§ **TASK INSTRUCTIONS**:
Please restate the following records word for word.

§ **DATA SUPPLIED**:
▬▬▬
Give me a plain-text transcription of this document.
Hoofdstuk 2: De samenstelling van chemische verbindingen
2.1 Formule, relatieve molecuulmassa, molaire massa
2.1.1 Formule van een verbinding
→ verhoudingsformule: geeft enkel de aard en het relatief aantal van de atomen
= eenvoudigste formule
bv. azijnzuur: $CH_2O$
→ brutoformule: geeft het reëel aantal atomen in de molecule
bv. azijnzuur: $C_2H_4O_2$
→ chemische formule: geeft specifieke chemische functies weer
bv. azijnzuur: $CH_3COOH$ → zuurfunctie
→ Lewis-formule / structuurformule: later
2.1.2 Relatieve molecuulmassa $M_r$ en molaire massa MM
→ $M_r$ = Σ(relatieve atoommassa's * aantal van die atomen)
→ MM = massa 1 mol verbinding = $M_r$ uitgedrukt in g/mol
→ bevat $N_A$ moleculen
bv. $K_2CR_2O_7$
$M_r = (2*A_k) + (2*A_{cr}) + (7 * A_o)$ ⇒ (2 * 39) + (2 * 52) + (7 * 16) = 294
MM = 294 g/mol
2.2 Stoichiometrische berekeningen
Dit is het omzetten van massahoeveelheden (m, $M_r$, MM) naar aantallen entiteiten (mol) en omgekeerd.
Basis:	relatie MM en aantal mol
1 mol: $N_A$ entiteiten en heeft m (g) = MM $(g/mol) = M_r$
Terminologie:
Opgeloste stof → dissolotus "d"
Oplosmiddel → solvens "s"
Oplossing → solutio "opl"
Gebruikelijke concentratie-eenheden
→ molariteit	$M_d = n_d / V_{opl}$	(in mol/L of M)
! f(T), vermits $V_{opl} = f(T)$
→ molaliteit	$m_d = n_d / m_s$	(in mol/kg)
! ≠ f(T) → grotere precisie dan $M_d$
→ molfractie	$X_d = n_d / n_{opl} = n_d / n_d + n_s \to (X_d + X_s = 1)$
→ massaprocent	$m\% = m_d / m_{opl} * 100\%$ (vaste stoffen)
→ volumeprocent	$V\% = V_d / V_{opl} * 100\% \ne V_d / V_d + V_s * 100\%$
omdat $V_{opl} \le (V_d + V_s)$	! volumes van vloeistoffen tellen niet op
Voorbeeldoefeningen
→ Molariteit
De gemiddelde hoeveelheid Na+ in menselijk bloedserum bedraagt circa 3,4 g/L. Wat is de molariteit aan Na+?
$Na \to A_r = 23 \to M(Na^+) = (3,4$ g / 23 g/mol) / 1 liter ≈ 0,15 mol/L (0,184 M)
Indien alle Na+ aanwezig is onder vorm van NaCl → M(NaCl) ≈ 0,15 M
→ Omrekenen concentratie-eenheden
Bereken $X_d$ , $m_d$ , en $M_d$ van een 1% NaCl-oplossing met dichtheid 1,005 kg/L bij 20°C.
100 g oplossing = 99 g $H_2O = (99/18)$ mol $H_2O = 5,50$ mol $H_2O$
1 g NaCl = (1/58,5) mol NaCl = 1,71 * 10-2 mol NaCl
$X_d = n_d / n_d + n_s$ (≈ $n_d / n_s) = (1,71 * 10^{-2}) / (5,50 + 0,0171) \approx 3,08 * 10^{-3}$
▬▬▬
§ **OUTPUT**:
Give me a plain-text transcription of this document.
Hoofdstuk 2: De samenstelling van chemische verbindingen
2.1 Formule, relatieve molecuulmassa, molaire massa
2.1.1 Formule van een verbinding
→ verhoudingsformule: geeft enkel de aard en het relatief aantal van de atomen
= eenvoudigste formule
bv. azijnzuur: $CH_2O$
→ brutoformule: geeft het reëel aantal atomen in de molecule
bv. azijnzuur: $C_2H_4O_2$
→ chemische formule: geeft specifieke chemische functies weer
bv. azijnzuur: $CH_3COOH$ → zuurfunctie
→ Lewis-formule / structuurformule: later
2.1.2 Relatieve molecuulmassa $M_r$ en molaire massa MM
→ $M_r$ = Σ(relatieve atoommassa's * aantal van die atomen)
→ MM = massa 1 mol verbinding = $M_r$ uitgedrukt in g/mol
→ bevat $N_A$ moleculen
bv. $K_2CR_2O_7$
$M_r = (2*A_k) + (2*A_{cr}) + (7 * A_o)$ ⇒ (2 * 39) + (2 * 52) + (7 * 16) = 294
MM = 294 g/mol
2.2 Stoichiometrische berekeningen
Dit is het omzetten van massahoeveelheden (m, $M_r$, MM) naar aantallen entiteiten (mol) en omgekeerd.
Basis:	relatie MM en aantal mol
1 mol: $N_A$ entiteiten en heeft m (g) = MM $(g/mol) = M_r$
Terminologie:
Opgeloste stof → dissolotus "d"
Oplosmiddel → solvens "s"
Oplossing → solutio "opl"
Gebruikelijke concentratie-eenheden
→ molariteit	$M_d = n_d / V_{opl}$	(in mol/L of M)
! f(T), vermits $V_{opl} = f(T)$
→ molaliteit	$m_d = n_d / m_s$	(in mol/kg)
! ≠ f(T) → grotere precisie dan $M_d$
→ molfractie	$X_d = n_d / n_{opl} = n_d / n_d + n_s \to (X_d + X_s = 1)$
→ massaprocent	$m\% = m_d / m_{opl} * 100\%$ (vaste stoffen)
→ volumeprocent	$V\% = V_d / V_{opl} * 100\% \ne V_d / V_d + V_s * 100\%$
omdat $V_{opl} \le (V_d + V_s)$	! volumes van vloeistoffen tellen niet op
Voorbeeldoefeningen
→ Molariteit
De gemiddelde hoeveelheid Na+ in menselijk bloedserum bedraagt circa 3,4 g/L. Wat is de molariteit aan Na+?
$Na \to A_r = 23 \to M(Na^+) = (3,4$ g / 23 g/mol) / 1 liter ≈ 0,15 mol/L (0,184 M)
Indien alle Na+ aanwezig is onder vorm van NaCl → M(NaCl) ≈ 0,15 M
→ Omrekenen concentratie-eenheden
Bereken $X_d$ , $m_d$ , en $M_d$ van een 1% NaCl-oplossing met dichtheid 1,005 kg/L bij 20°C.
100 g oplossing = 99 g $H_2O = (99/18)$ mol $H_2O = 5,50$ mol $H_2O$
1 g NaCl = (1/58,5) mol NaCl = 1,71 * 10-2 mol NaCl
$X_d = n_d / n_d + n_s$ (≈ $n_d / n_s) = (1,71 * 10^{-2}) / (5,50 + 0,0171) \approx 3,08 * 10^{-3}$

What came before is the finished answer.